▶ TO DO
Every entry must be repeated exactly. Exclude all pictures.

*** TASK DATA

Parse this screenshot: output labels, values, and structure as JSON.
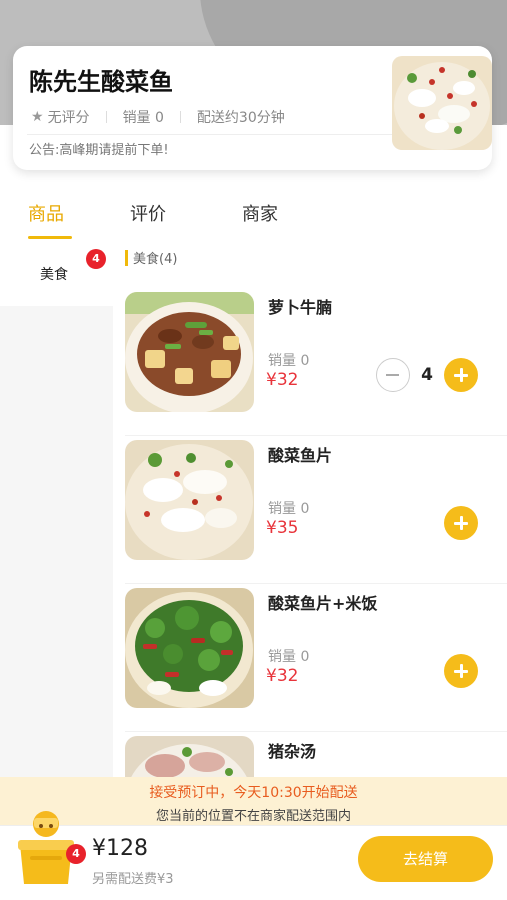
{
  "shop": {
    "name": "陈先生酸菜鱼",
    "rating": "无评分",
    "sales": "销量 0",
    "delivery_time": "配送约30分钟",
    "notice": "公告:高峰期请提前下单!"
  },
  "tabs": [
    {
      "label": "商品",
      "active": true
    },
    {
      "label": "评价",
      "active": false
    },
    {
      "label": "商家",
      "active": false
    }
  ],
  "sidebar": {
    "categories": [
      {
        "label": "美食",
        "badge": "4"
      }
    ]
  },
  "section": {
    "title": "美食(4)"
  },
  "items": [
    {
      "name": "萝卜牛腩",
      "sales": "销量 0",
      "price": "¥32",
      "quantity": "4"
    },
    {
      "name": "酸菜鱼片",
      "sales": "销量 0",
      "price": "¥35"
    },
    {
      "name": "酸菜鱼片+米饭",
      "sales": "销量 0",
      "price": "¥32"
    },
    {
      "name": "猪杂汤"
    }
  ],
  "notice_bar": {
    "line1": "接受预订中，今天10:30开始配送",
    "line2": "您当前的位置不在商家配送范围内"
  },
  "cart": {
    "badge": "4",
    "total": "¥128",
    "delivery_fee": "另需配送费¥3",
    "checkout_label": "去结算"
  },
  "colors": {
    "accent": "#f5bc1a",
    "price": "#e8343b",
    "badge": "#e8222b",
    "notice_bg": "#fdf1d3",
    "notice_text": "#e85c1f"
  },
  "icons": [
    "star-icon",
    "chevron-down-icon",
    "plus-icon",
    "minus-icon",
    "cart-icon"
  ]
}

******

▶ ANSWER TO THE PROBLEM
Parse this screenshot: output labels, values, and structure as JSON.
{
  "shop": {
    "name": "陈先生酸菜鱼",
    "rating": "无评分",
    "sales": "销量 0",
    "delivery_time": "配送约30分钟",
    "notice": "公告:高峰期请提前下单!"
  },
  "tabs": [
    {
      "label": "商品",
      "active": true
    },
    {
      "label": "评价",
      "active": false
    },
    {
      "label": "商家",
      "active": false
    }
  ],
  "sidebar": {
    "categories": [
      {
        "label": "美食",
        "badge": "4"
      }
    ]
  },
  "section": {
    "title": "美食(4)"
  },
  "items": [
    {
      "name": "萝卜牛腩",
      "sales": "销量 0",
      "price": "¥32",
      "quantity": "4"
    },
    {
      "name": "酸菜鱼片",
      "sales": "销量 0",
      "price": "¥35"
    },
    {
      "name": "酸菜鱼片+米饭",
      "sales": "销量 0",
      "price": "¥32"
    },
    {
      "name": "猪杂汤"
    }
  ],
  "notice_bar": {
    "line1": "接受预订中，今天10:30开始配送",
    "line2": "您当前的位置不在商家配送范围内"
  },
  "cart": {
    "badge": "4",
    "total": "¥128",
    "delivery_fee": "另需配送费¥3",
    "checkout_label": "去结算"
  },
  "colors": {
    "accent": "#f5bc1a",
    "price": "#e8343b",
    "badge": "#e8222b",
    "notice_bg": "#fdf1d3",
    "notice_text": "#e85c1f"
  },
  "icons": [
    "star-icon",
    "chevron-down-icon",
    "plus-icon",
    "minus-icon",
    "cart-icon"
  ]
}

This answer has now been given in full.